Rewrite the Selhurst Park text starting at "Manchester United understood" and ending at "headed in 1995.", swapping "trawler" for "fishing boat".

◆ **Reading text**:

>>>>>

Michael Owen had a knack throughout his schoolboy days of scoring goals for a living. As he climbed rapidly through the youth ranks at Liverpool FC, it looked like the Merseysiders had another young superstar about to make a sudden emergence on the first-team.
Owen was looking to follow in the footsteps of Robbie Fowler back in 1993 when he emerged from nowhere to become a prolific goalscorer for LFC as soon as he reached the senior side. Rated as the best attacker of his age in the country, Owen was put on the bench for Liverpool’s penultimate match of the 1996-1997 Premier League campaign which was a tricky trip to Selhurst Park to play Wimbledon.
Liverpool still had an outside shot of winning the title but those faint chances evaporated when they went 2-0 down thanks to goals from Jason Euell and Dean Holdsworth. Boss Roy Evans decided to throw Owen on in the vain hope of finding three goals to take the title fight to the last day.
16 minutes from time, Stig Inge Bjornebye steered a pass through and Owen raced onto the ball and showed great maturity in dispatching the ball into the Wimbledon net. It wasn’t enough on the night as Liverpool lost 2-1 but Owen’s cameo was a sign of things to come. The Liverpool Echo said a day later: “Only teenage substitute Michael Owen could emerge with any credit from a performance that mocked Anfield’s rich traditions before time started running out.”
In all competitions, Owen scored 158 goals for Liverpool FC before leaving for Real Madrid in the summer of 2004. The Premier League title eluded him in his Anfield days but he did win five trophies in 2001, and was crowned the European Football of the Year – the last Englishman to do so.
And it all started on a lifeless night for Liverpool in general where a striking star was born at Selhurst.
Manchester United’s iconic Frenchman Eric Cantona was one of the Premier League’s best players in its early inception. However, his short temper could lead him into massive trouble too – none more so than on a cold Wednesday evening at Selhurst Park in January 1995.
Frustrated by their opponents Crystal Palace and upset by a number of sly fouls, Cantona took exception to this and six minutes into the second half, kicked out at defender Richard Shaw. Linesman Eddie Lewis spotted the transgression and Alan Wilkie had no option but to send Cantona off. Whilst his teammates, particularly Denis Irwin and Andy Cole argued with the decision, Cantona seemed to accept his fate.
He walked past his manager Sir Alex Ferguson and was on his way to the tunnel when he took some vile abuse from Crystal Palace supporter Matthew Simmons. Simmons was taunting Cantona and whatever was said provoked the fuse lit inside the French national captain. Cantona launched a spectacular kung-fu kick over the advertising hoardings and in the direction of Simmons, before launching several punches in his direction. Kit man Norman Davies and goalkeeper Peter Schmeichel were the men who had to drag Cantona away from the scene. Another Palace supporter found it so funny, he decided to chuck the contents of his tea in Cantona’s direction but he missed and soaked a bemused Schmeichel.
United would have to play on without him and they went on to take the lead through David May’s header. Gareth Southgate equalised in the closing stages to ensure the match finished 1-1 but that wasn’t the main story.
Manchester United understood the gravity of the situation. A day later, they had little option but to suspend Cantona from first-team duty for the rest of the season and fine him by the maximum term underneath his contract. He was later jailed before the sentence was reduced to 120 hours of community service. This prompted the famous line afterwards; “When the seagulls follow the trawler, it is because they think sardines will be thrown into the sea.”
Cantona was like a conductor on-the-pitch but the fifth and ultimately final red card of his professional career would end up having a major say in the destiny of where the title headed in 1995.

<<<<<

[Page layout parsing data]
>>>>>

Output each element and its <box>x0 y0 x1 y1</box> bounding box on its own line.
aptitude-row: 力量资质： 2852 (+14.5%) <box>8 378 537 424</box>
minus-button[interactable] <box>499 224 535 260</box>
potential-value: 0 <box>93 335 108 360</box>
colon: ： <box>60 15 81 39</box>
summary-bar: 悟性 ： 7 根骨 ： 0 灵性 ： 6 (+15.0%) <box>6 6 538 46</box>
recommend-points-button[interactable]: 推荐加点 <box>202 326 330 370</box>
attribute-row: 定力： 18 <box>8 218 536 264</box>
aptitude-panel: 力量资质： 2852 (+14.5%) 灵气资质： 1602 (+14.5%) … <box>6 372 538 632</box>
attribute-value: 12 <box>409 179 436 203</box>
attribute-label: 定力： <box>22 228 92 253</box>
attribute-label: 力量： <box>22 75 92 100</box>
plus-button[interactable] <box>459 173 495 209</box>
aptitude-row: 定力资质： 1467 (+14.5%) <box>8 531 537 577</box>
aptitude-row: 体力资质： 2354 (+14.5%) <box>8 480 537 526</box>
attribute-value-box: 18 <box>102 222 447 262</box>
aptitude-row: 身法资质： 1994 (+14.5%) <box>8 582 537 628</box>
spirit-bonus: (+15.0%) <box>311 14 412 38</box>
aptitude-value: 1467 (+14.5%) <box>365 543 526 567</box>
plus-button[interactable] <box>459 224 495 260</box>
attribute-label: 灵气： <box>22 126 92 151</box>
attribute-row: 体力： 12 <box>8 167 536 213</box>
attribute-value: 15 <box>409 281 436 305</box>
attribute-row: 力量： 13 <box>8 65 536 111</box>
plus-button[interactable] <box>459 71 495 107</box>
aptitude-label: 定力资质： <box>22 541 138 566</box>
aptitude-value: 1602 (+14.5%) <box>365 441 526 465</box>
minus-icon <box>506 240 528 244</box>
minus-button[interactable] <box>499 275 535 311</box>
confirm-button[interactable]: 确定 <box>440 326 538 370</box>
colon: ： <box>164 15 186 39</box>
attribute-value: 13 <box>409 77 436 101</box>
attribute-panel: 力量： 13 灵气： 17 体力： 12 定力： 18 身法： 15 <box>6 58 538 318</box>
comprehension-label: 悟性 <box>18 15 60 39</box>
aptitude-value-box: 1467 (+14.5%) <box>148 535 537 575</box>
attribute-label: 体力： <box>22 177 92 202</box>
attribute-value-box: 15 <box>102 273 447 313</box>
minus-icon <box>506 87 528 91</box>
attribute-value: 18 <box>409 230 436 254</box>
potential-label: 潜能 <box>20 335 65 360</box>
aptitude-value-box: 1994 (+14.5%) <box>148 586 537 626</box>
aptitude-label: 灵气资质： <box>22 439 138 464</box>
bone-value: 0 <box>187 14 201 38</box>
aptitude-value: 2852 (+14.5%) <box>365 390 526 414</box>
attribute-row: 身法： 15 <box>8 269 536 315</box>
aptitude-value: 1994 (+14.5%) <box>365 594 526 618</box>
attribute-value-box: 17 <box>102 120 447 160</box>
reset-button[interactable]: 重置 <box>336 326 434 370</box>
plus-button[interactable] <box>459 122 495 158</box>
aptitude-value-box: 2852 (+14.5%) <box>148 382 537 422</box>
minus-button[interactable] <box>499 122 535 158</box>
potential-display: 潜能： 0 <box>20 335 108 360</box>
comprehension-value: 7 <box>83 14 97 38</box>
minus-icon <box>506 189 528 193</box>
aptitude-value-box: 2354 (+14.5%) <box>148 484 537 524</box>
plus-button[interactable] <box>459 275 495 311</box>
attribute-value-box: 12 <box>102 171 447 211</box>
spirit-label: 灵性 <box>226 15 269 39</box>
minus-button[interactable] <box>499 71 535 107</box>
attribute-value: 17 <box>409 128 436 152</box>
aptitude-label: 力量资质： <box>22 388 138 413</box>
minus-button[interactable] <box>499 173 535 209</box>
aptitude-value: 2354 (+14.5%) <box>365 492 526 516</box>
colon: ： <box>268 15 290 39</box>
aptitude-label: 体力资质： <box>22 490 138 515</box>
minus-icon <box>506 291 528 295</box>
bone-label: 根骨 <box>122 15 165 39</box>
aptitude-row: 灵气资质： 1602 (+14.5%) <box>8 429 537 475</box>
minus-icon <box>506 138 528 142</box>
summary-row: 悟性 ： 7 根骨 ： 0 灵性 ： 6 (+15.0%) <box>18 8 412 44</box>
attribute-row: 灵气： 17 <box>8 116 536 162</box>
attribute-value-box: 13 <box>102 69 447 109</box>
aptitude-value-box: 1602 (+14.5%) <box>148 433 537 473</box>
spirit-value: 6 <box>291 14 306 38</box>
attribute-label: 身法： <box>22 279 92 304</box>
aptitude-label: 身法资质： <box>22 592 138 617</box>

<<<<<

◆ **Response**:
Manchester United understood the gravity of the situation. A day later, they had little option but to suspend Cantona from first-team duty for the rest of the season and fine him by the maximum term underneath his contract. He was later jailed before the sentence was reduced to 120 hours of community service. This prompted the famous line afterwards; “When the seagulls follow the fishing boat, it is because they think sardines will be thrown into the sea.”
Cantona was like a conductor on-the-pitch but the fifth and ultimately final red card of his professional career would end up having a major say in the destiny of where the title headed in 1995.